> _Dataset items_
------------

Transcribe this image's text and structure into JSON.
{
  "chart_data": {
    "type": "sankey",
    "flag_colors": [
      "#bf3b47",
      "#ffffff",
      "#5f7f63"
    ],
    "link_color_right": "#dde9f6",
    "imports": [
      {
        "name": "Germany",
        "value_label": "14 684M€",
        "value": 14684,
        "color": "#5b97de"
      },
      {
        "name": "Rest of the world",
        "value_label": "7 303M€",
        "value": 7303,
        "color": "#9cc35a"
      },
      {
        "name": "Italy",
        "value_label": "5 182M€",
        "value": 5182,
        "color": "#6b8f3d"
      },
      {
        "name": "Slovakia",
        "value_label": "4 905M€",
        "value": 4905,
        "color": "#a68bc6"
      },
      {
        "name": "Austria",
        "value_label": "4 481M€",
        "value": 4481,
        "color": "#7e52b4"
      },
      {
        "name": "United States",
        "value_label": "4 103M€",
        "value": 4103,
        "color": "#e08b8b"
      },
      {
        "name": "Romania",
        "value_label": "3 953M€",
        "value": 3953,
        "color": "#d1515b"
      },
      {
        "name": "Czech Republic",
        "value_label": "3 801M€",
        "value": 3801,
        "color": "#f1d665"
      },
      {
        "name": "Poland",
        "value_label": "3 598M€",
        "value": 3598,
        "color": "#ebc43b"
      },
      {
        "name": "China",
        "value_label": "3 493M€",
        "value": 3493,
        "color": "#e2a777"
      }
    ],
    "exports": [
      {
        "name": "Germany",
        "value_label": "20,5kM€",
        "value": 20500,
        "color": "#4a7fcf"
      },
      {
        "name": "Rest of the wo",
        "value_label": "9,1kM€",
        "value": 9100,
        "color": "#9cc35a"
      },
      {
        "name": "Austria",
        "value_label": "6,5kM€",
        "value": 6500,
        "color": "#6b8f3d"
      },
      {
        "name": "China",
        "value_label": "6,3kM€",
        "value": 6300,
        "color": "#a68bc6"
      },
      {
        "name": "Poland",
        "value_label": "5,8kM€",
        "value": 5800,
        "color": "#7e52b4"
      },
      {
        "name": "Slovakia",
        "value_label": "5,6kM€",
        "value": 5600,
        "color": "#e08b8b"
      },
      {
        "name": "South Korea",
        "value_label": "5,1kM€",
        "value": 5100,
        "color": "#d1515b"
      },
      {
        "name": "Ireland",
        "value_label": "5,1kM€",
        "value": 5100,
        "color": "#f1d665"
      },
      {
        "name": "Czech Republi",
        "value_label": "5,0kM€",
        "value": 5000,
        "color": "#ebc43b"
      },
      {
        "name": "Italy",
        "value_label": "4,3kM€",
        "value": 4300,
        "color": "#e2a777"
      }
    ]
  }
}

------------

> _Instructions for the task_
All records above must be set down exactly, please.

> _Response below_
Transcribe this image's text and structure into JSON.
{
  "chart_data": {
    "type": "sankey",
    "flag_colors": [
      "#bf3b47",
      "#ffffff",
      "#5f7f63"
    ],
    "link_color_right": "#dde9f6",
    "imports": [
      {
        "name": "Germany",
        "value_label": "14 684M€",
        "value": 14684,
        "color": "#5b97de"
      },
      {
        "name": "Rest of the world",
        "value_label": "7 303M€",
        "value": 7303,
        "color": "#9cc35a"
      },
      {
        "name": "Italy",
        "value_label": "5 182M€",
        "value": 5182,
        "color": "#6b8f3d"
      },
      {
        "name": "Slovakia",
        "value_label": "4 905M€",
        "value": 4905,
        "color": "#a68bc6"
      },
      {
        "name": "Austria",
        "value_label": "4 481M€",
        "value": 4481,
        "color": "#7e52b4"
      },
      {
        "name": "United States",
        "value_label": "4 103M€",
        "value": 4103,
        "color": "#e08b8b"
      },
      {
        "name": "Romania",
        "value_label": "3 953M€",
        "value": 3953,
        "color": "#d1515b"
      },
      {
        "name": "Czech Republic",
        "value_label": "3 801M€",
        "value": 3801,
        "color": "#f1d665"
      },
      {
        "name": "Poland",
        "value_label": "3 598M€",
        "value": 3598,
        "color": "#ebc43b"
      },
      {
        "name": "China",
        "value_label": "3 493M€",
        "value": 3493,
        "color": "#e2a777"
      }
    ],
    "exports": [
      {
        "name": "Germany",
        "value_label": "20,5kM€",
        "value": 20500,
        "color": "#4a7fcf"
      },
      {
        "name": "Rest of the wo",
        "value_label": "9,1kM€",
        "value": 9100,
        "color": "#9cc35a"
      },
      {
        "name": "Austria",
        "value_label": "6,5kM€",
        "value": 6500,
        "color": "#6b8f3d"
      },
      {
        "name": "China",
        "value_label": "6,3kM€",
        "value": 6300,
        "color": "#a68bc6"
      },
      {
        "name": "Poland",
        "value_label": "5,8kM€",
        "value": 5800,
        "color": "#7e52b4"
      },
      {
        "name": "Slovakia",
        "value_label": "5,6kM€",
        "value": 5600,
        "color": "#e08b8b"
      },
      {
        "name": "South Korea",
        "value_label": "5,1kM€",
        "value": 5100,
        "color": "#d1515b"
      },
      {
        "name": "Ireland",
        "value_label": "5,1kM€",
        "value": 5100,
        "color": "#f1d665"
      },
      {
        "name": "Czech Republi",
        "value_label": "5,0kM€",
        "value": 5000,
        "color": "#ebc43b"
      },
      {
        "name": "Italy",
        "value_label": "4,3kM€",
        "value": 4300,
        "color": "#e2a777"
      }
    ]
  }
}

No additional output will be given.